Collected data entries
• • • • •
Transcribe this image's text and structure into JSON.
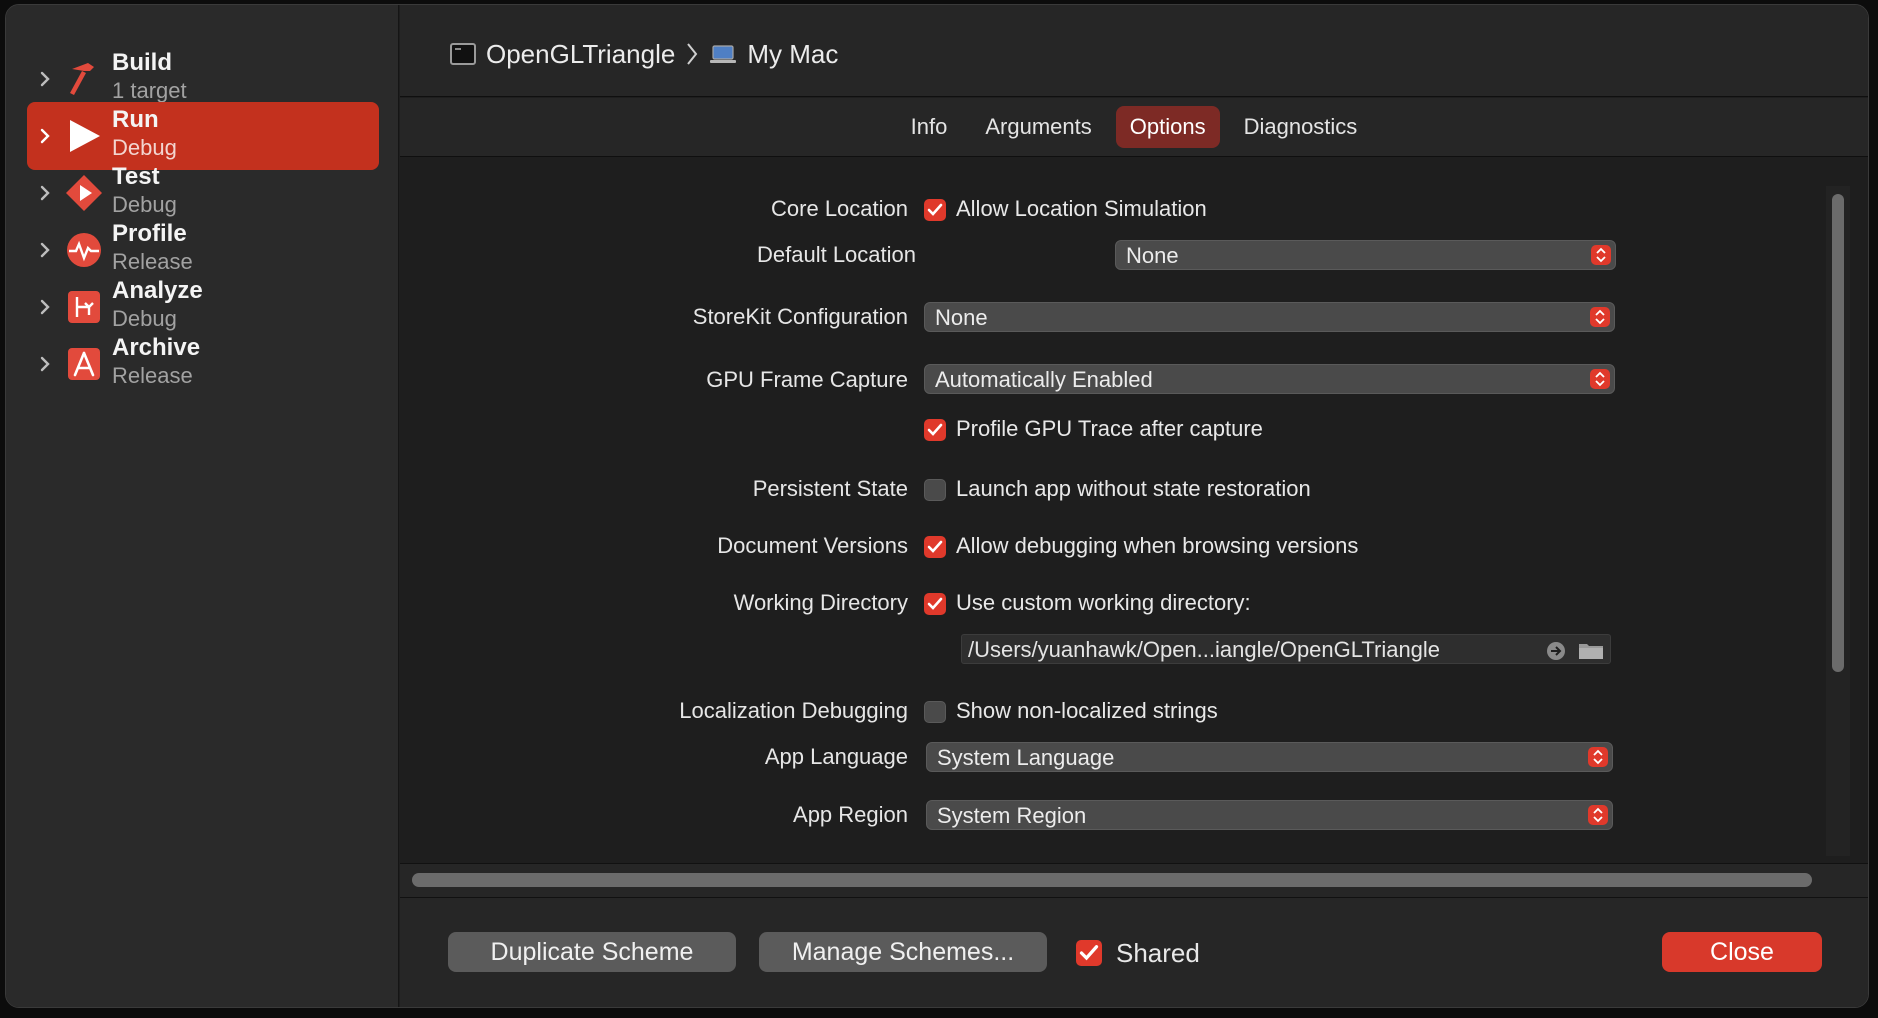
{
  "sidebar": {
    "items": [
      {
        "title": "Build",
        "subtitle": "1 target"
      },
      {
        "title": "Run",
        "subtitle": "Debug"
      },
      {
        "title": "Test",
        "subtitle": "Debug"
      },
      {
        "title": "Profile",
        "subtitle": "Release"
      },
      {
        "title": "Analyze",
        "subtitle": "Debug"
      },
      {
        "title": "Archive",
        "subtitle": "Release"
      }
    ]
  },
  "header": {
    "scheme_name": "OpenGLTriangle",
    "destination": "My Mac"
  },
  "tabs": [
    "Info",
    "Arguments",
    "Options",
    "Diagnostics"
  ],
  "active_tab": "Options",
  "options": {
    "core_location": {
      "label": "Core Location",
      "checkbox_label": "Allow Location Simulation",
      "checked": true,
      "default_location_label": "Default Location",
      "default_location_value": "None"
    },
    "storekit": {
      "label": "StoreKit Configuration",
      "value": "None"
    },
    "gpu_frame_capture": {
      "label": "GPU Frame Capture",
      "value": "Automatically Enabled",
      "checkbox_label": "Profile GPU Trace after capture",
      "checked": true
    },
    "persistent_state": {
      "label": "Persistent State",
      "checkbox_label": "Launch app without state restoration",
      "checked": false
    },
    "document_versions": {
      "label": "Document Versions",
      "checkbox_label": "Allow debugging when browsing versions",
      "checked": true
    },
    "working_directory": {
      "label": "Working Directory",
      "checkbox_label": "Use custom working directory:",
      "checked": true,
      "path": "/Users/yuanhawk/Open...iangle/OpenGLTriangle"
    },
    "localization_debugging": {
      "label": "Localization Debugging",
      "checkbox_label": "Show non-localized strings",
      "checked": false
    },
    "app_language": {
      "label": "App Language",
      "value": "System Language"
    },
    "app_region": {
      "label": "App Region",
      "value": "System Region"
    }
  },
  "footer": {
    "duplicate_label": "Duplicate Scheme",
    "manage_label": "Manage Schemes...",
    "shared_label": "Shared",
    "shared_checked": true,
    "close_label": "Close"
  },
  "colors": {
    "accent": "#e0392b",
    "selected_row": "#c3311e",
    "active_tab": "#7d2a25"
  }
}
• • • • •
# Instructions for the task
Leave out the pictures and output every record above precisely as given.

# Problem solution
Transcribe this image's text and structure into JSON.
{
  "sidebar": {
    "items": [
      {
        "title": "Build",
        "subtitle": "1 target"
      },
      {
        "title": "Run",
        "subtitle": "Debug"
      },
      {
        "title": "Test",
        "subtitle": "Debug"
      },
      {
        "title": "Profile",
        "subtitle": "Release"
      },
      {
        "title": "Analyze",
        "subtitle": "Debug"
      },
      {
        "title": "Archive",
        "subtitle": "Release"
      }
    ]
  },
  "header": {
    "scheme_name": "OpenGLTriangle",
    "destination": "My Mac"
  },
  "tabs": [
    "Info",
    "Arguments",
    "Options",
    "Diagnostics"
  ],
  "active_tab": "Options",
  "options": {
    "core_location": {
      "label": "Core Location",
      "checkbox_label": "Allow Location Simulation",
      "checked": true,
      "default_location_label": "Default Location",
      "default_location_value": "None"
    },
    "storekit": {
      "label": "StoreKit Configuration",
      "value": "None"
    },
    "gpu_frame_capture": {
      "label": "GPU Frame Capture",
      "value": "Automatically Enabled",
      "checkbox_label": "Profile GPU Trace after capture",
      "checked": true
    },
    "persistent_state": {
      "label": "Persistent State",
      "checkbox_label": "Launch app without state restoration",
      "checked": false
    },
    "document_versions": {
      "label": "Document Versions",
      "checkbox_label": "Allow debugging when browsing versions",
      "checked": true
    },
    "working_directory": {
      "label": "Working Directory",
      "checkbox_label": "Use custom working directory:",
      "checked": true,
      "path": "/Users/yuanhawk/Open...iangle/OpenGLTriangle"
    },
    "localization_debugging": {
      "label": "Localization Debugging",
      "checkbox_label": "Show non-localized strings",
      "checked": false
    },
    "app_language": {
      "label": "App Language",
      "value": "System Language"
    },
    "app_region": {
      "label": "App Region",
      "value": "System Region"
    }
  },
  "footer": {
    "duplicate_label": "Duplicate Scheme",
    "manage_label": "Manage Schemes...",
    "shared_label": "Shared",
    "shared_checked": true,
    "close_label": "Close"
  },
  "colors": {
    "accent": "#e0392b",
    "selected_row": "#c3311e",
    "active_tab": "#7d2a25"
  }
}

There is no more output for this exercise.